The exercise: Copy out all lines that hold "simulation".

Data provided:
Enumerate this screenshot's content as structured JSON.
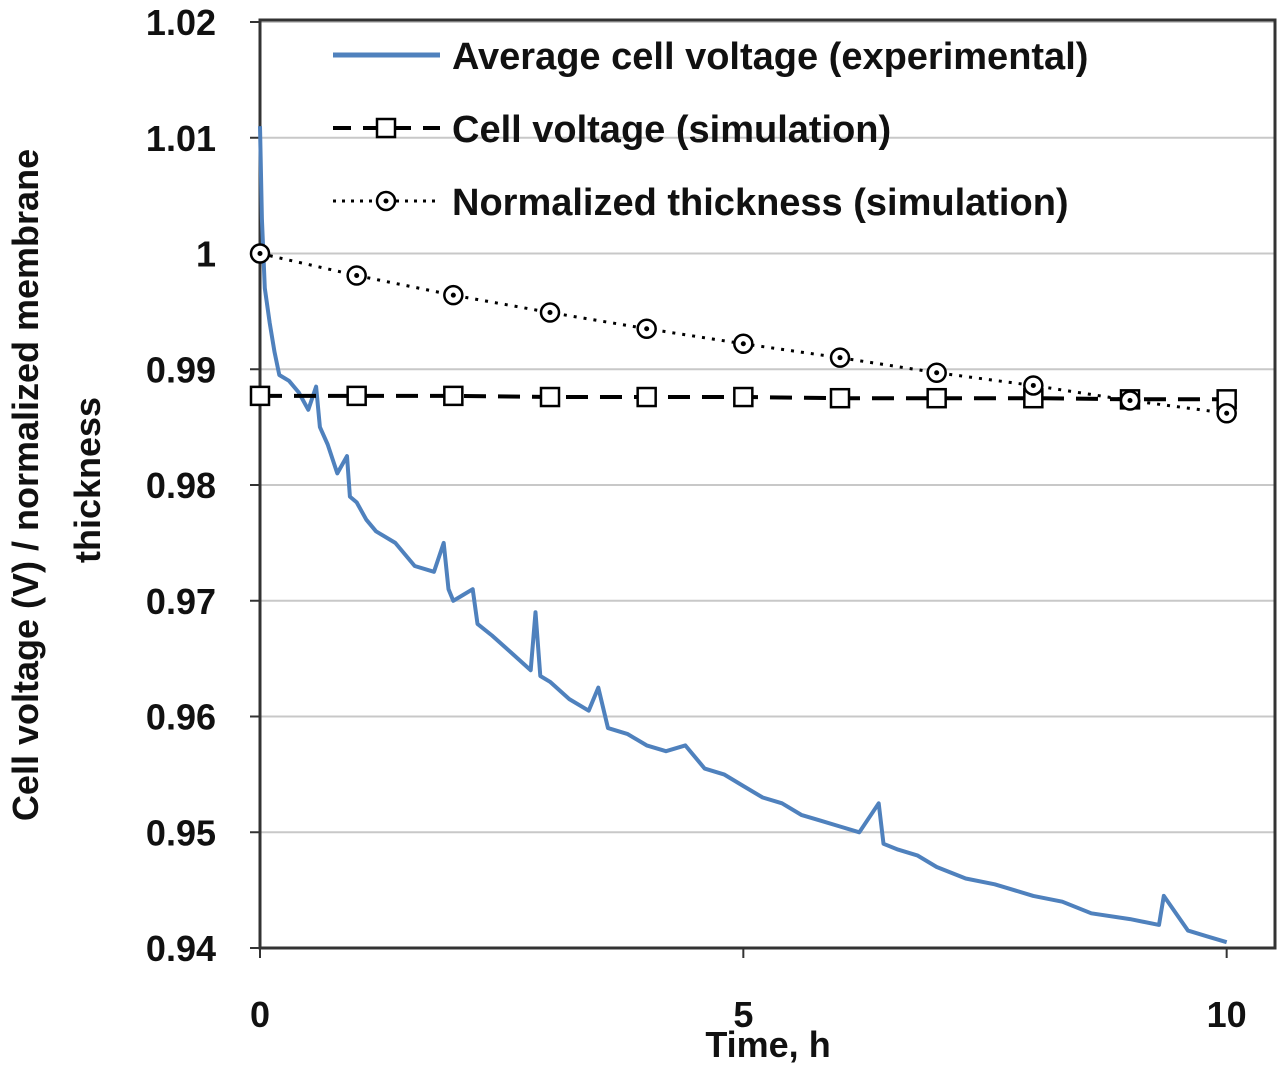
{
  "chart_data": {
    "type": "line",
    "title": "",
    "xlabel": "Time, h",
    "ylabel": [
      "Cell voltage (V) / normalized membrane",
      "thickness"
    ],
    "xlim": [
      0,
      10.5
    ],
    "ylim": [
      0.94,
      1.02
    ],
    "xticks": [
      "0",
      "5",
      "10"
    ],
    "xtick_values": [
      0,
      5,
      10
    ],
    "yticks": [
      "0.94",
      "0.95",
      "0.96",
      "0.97",
      "0.98",
      "0.99",
      "1",
      "1.01",
      "1.02"
    ],
    "ytick_values": [
      0.94,
      0.95,
      0.96,
      0.97,
      0.98,
      0.99,
      1.0,
      1.01,
      1.02
    ],
    "grid": "horizontal",
    "legend_placement": "top",
    "series": [
      {
        "name": "Average cell voltage (experimental)",
        "color": "#4f81bd",
        "style": "solid",
        "x": [
          0,
          0.02,
          0.05,
          0.1,
          0.15,
          0.2,
          0.3,
          0.4,
          0.5,
          0.58,
          0.62,
          0.7,
          0.8,
          0.9,
          0.93,
          1.0,
          1.1,
          1.2,
          1.4,
          1.6,
          1.8,
          1.9,
          1.95,
          2.0,
          2.1,
          2.2,
          2.25,
          2.4,
          2.6,
          2.8,
          2.85,
          2.9,
          3.0,
          3.2,
          3.4,
          3.5,
          3.6,
          3.8,
          4.0,
          4.2,
          4.4,
          4.6,
          4.8,
          5.0,
          5.2,
          5.4,
          5.6,
          5.8,
          6.0,
          6.2,
          6.4,
          6.45,
          6.6,
          6.8,
          7.0,
          7.3,
          7.6,
          8.0,
          8.3,
          8.6,
          9.0,
          9.3,
          9.35,
          9.6,
          9.8,
          10.0
        ],
        "y": [
          1.011,
          1.003,
          0.997,
          0.994,
          0.9915,
          0.9895,
          0.989,
          0.988,
          0.9865,
          0.9885,
          0.985,
          0.9835,
          0.981,
          0.9825,
          0.979,
          0.9785,
          0.977,
          0.976,
          0.975,
          0.973,
          0.9725,
          0.975,
          0.971,
          0.97,
          0.9705,
          0.971,
          0.968,
          0.967,
          0.9655,
          0.964,
          0.969,
          0.9635,
          0.963,
          0.9615,
          0.9605,
          0.9625,
          0.959,
          0.9585,
          0.9575,
          0.957,
          0.9575,
          0.9555,
          0.955,
          0.954,
          0.953,
          0.9525,
          0.9515,
          0.951,
          0.9505,
          0.95,
          0.9525,
          0.949,
          0.9485,
          0.948,
          0.947,
          0.946,
          0.9455,
          0.9445,
          0.944,
          0.943,
          0.9425,
          0.942,
          0.9445,
          0.9415,
          0.941,
          0.9405
        ]
      },
      {
        "name": "Cell voltage (simulation)",
        "color": "#000000",
        "style": "dashed",
        "marker": "square",
        "x": [
          0,
          1,
          2,
          3,
          4,
          5,
          6,
          7,
          8,
          9,
          10
        ],
        "y": [
          0.9877,
          0.9877,
          0.9877,
          0.9876,
          0.9876,
          0.9876,
          0.9875,
          0.9875,
          0.9875,
          0.9874,
          0.9874
        ]
      },
      {
        "name": "Normalized thickness (simulation)",
        "color": "#000000",
        "style": "dotted",
        "marker": "circle",
        "x": [
          0,
          1,
          2,
          3,
          4,
          5,
          6,
          7,
          8,
          9,
          10
        ],
        "y": [
          1.0,
          0.9981,
          0.9964,
          0.9949,
          0.9935,
          0.9922,
          0.991,
          0.9897,
          0.9886,
          0.9873,
          0.9862
        ]
      }
    ]
  }
}
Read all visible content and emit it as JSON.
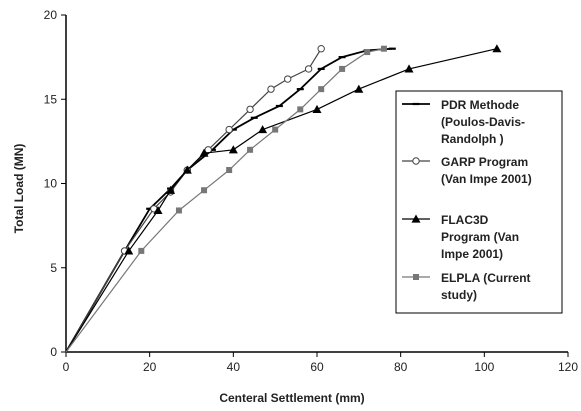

Reply:
        "name": "Cell voltage (simulation)",
        "name": "Normalized thickness (simulation)",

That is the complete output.